Dataset records of document pages
──────────

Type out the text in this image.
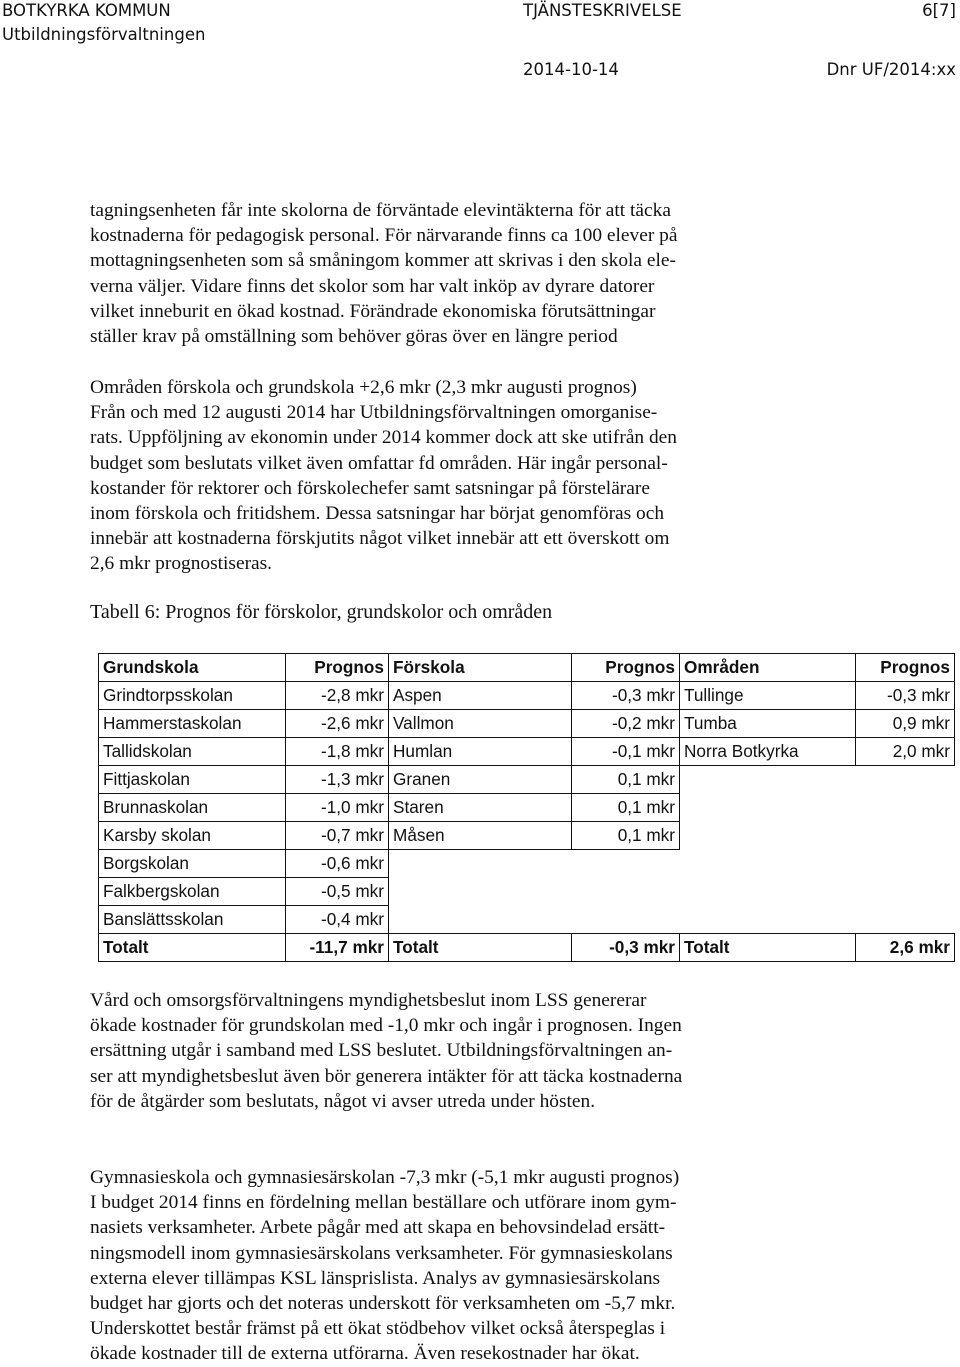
BOTKYRKA KOMMUN
Utbildningsförvaltningen
TJÄNSTESKRIVELSE	6[7]
2014-10-14	Dnr UF/2014:xx
tagningsenheten får inte skolorna de förväntade elevintäkterna för att täcka
kostnaderna för pedagogisk personal. För närvarande finns ca 100 elever på
mottagningsenheten som så småningom kommer att skrivas i den skola ele-
verna väljer. Vidare finns det skolor som har valt inköp av dyrare datorer
vilket inneburit en ökad kostnad. Förändrade ekonomiska förutsättningar
ställer krav på omställning som behöver göras över en längre period
Områden förskola och grundskola +2,6 mkr (2,3 mkr augusti prognos)
Från och med 12 augusti 2014 har Utbildningsförvaltningen omorganise-
rats. Uppföljning av ekonomin under 2014 kommer dock att ske utifrån den
budget som beslutats vilket även omfattar fd områden. Här ingår personal-
kostander för rektorer och förskolechefer samt satsningar på förstelärare
inom förskola och fritidshem. Dessa satsningar har börjat genomföras och
innebär att kostnaderna förskjutits något vilket innebär att ett överskott om
2,6 mkr prognostiseras.
Tabell 6: Prognos för förskolor, grundskolor och områden
Grundskola	Prognos	Förskola	Prognos	Områden	Prognos
Grindtorpsskolan	-2,8 mkr	Aspen	-0,3 mkr	Tullinge	-0,3 mkr
Hammerstaskolan	-2,6 mkr	Vallmon	-0,2 mkr	Tumba	0,9 mkr
Tallidskolan	-1,8 mkr	Humlan	-0,1 mkr	Norra Botkyrka	2,0 mkr
Fittjaskolan	-1,3 mkr	Granen	0,1 mkr		
Brunnaskolan	-1,0 mkr	Staren	0,1 mkr		
Karsby skolan	-0,7 mkr	Måsen	0,1 mkr		
Borgskolan	-0,6 mkr				
Falkbergskolan	-0,5 mkr				
Banslättsskolan	-0,4 mkr				
Totalt	-11,7 mkr	Totalt	-0,3 mkr	Totalt	2,6 mkr
Vård och omsorgsförvaltningens myndighetsbeslut inom LSS genererar
ökade kostnader för grundskolan med -1,0 mkr och ingår i prognosen. Ingen
ersättning utgår i samband med LSS beslutet. Utbildningsförvaltningen an-
ser att myndighetsbeslut även bör generera intäkter för att täcka kostnaderna
för de åtgärder som beslutats, något vi avser utreda under hösten.
Gymnasieskola och gymnasiesärskolan -7,3 mkr (-5,1 mkr augusti prognos)
I budget 2014 finns en fördelning mellan beställare och utförare inom gym-
nasiets verksamheter. Arbete pågår med att skapa en behovsindelad ersätt-
ningsmodell inom gymnasiesärskolans verksamheter. För gymnasieskolans
externa elever tillämpas KSL länsprislista. Analys av gymnasiesärskolans
budget har gjorts och det noteras underskott för verksamheten om -5,7 mkr.
Underskottet består främst på ett ökat stödbehov vilket också återspeglas i
ökade kostnader till de externa utförarna. Även resekostnader har ökat.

──────────

PROBLEM STATEMENT
Every line of the data above is to be repeated exactly; the images are to be left out.

FINISHED TASK
Type out the text in this image.
BOTKYRKA KOMMUN
Utbildningsförvaltningen
TJÄNSTESKRIVELSE	6[7]
2014-10-14	Dnr UF/2014:xx
tagningsenheten får inte skolorna de förväntade elevintäkterna för att täcka
kostnaderna för pedagogisk personal. För närvarande finns ca 100 elever på
mottagningsenheten som så småningom kommer att skrivas i den skola ele-
verna väljer. Vidare finns det skolor som har valt inköp av dyrare datorer
vilket inneburit en ökad kostnad. Förändrade ekonomiska förutsättningar
ställer krav på omställning som behöver göras över en längre period
Områden förskola och grundskola +2,6 mkr (2,3 mkr augusti prognos)
Från och med 12 augusti 2014 har Utbildningsförvaltningen omorganise-
rats. Uppföljning av ekonomin under 2014 kommer dock att ske utifrån den
budget som beslutats vilket även omfattar fd områden. Här ingår personal-
kostander för rektorer och förskolechefer samt satsningar på förstelärare
inom förskola och fritidshem. Dessa satsningar har börjat genomföras och
innebär att kostnaderna förskjutits något vilket innebär att ett överskott om
2,6 mkr prognostiseras.
Tabell 6: Prognos för förskolor, grundskolor och områden
Grundskola	Prognos	Förskola	Prognos	Områden	Prognos
Grindtorpsskolan	-2,8 mkr	Aspen	-0,3 mkr	Tullinge	-0,3 mkr
Hammerstaskolan	-2,6 mkr	Vallmon	-0,2 mkr	Tumba	0,9 mkr
Tallidskolan	-1,8 mkr	Humlan	-0,1 mkr	Norra Botkyrka	2,0 mkr
Fittjaskolan	-1,3 mkr	Granen	0,1 mkr		
Brunnaskolan	-1,0 mkr	Staren	0,1 mkr		
Karsby skolan	-0,7 mkr	Måsen	0,1 mkr		
Borgskolan	-0,6 mkr				
Falkbergskolan	-0,5 mkr				
Banslättsskolan	-0,4 mkr				
Totalt	-11,7 mkr	Totalt	-0,3 mkr	Totalt	2,6 mkr
Vård och omsorgsförvaltningens myndighetsbeslut inom LSS genererar
ökade kostnader för grundskolan med -1,0 mkr och ingår i prognosen. Ingen
ersättning utgår i samband med LSS beslutet. Utbildningsförvaltningen an-
ser att myndighetsbeslut även bör generera intäkter för att täcka kostnaderna
för de åtgärder som beslutats, något vi avser utreda under hösten.
Gymnasieskola och gymnasiesärskolan -7,3 mkr (-5,1 mkr augusti prognos)
I budget 2014 finns en fördelning mellan beställare och utförare inom gym-
nasiets verksamheter. Arbete pågår med att skapa en behovsindelad ersätt-
ningsmodell inom gymnasiesärskolans verksamheter. För gymnasieskolans
externa elever tillämpas KSL länsprislista. Analys av gymnasiesärskolans
budget har gjorts och det noteras underskott för verksamheten om -5,7 mkr.
Underskottet består främst på ett ökat stödbehov vilket också återspeglas i
ökade kostnader till de externa utförarna. Även resekostnader har ökat.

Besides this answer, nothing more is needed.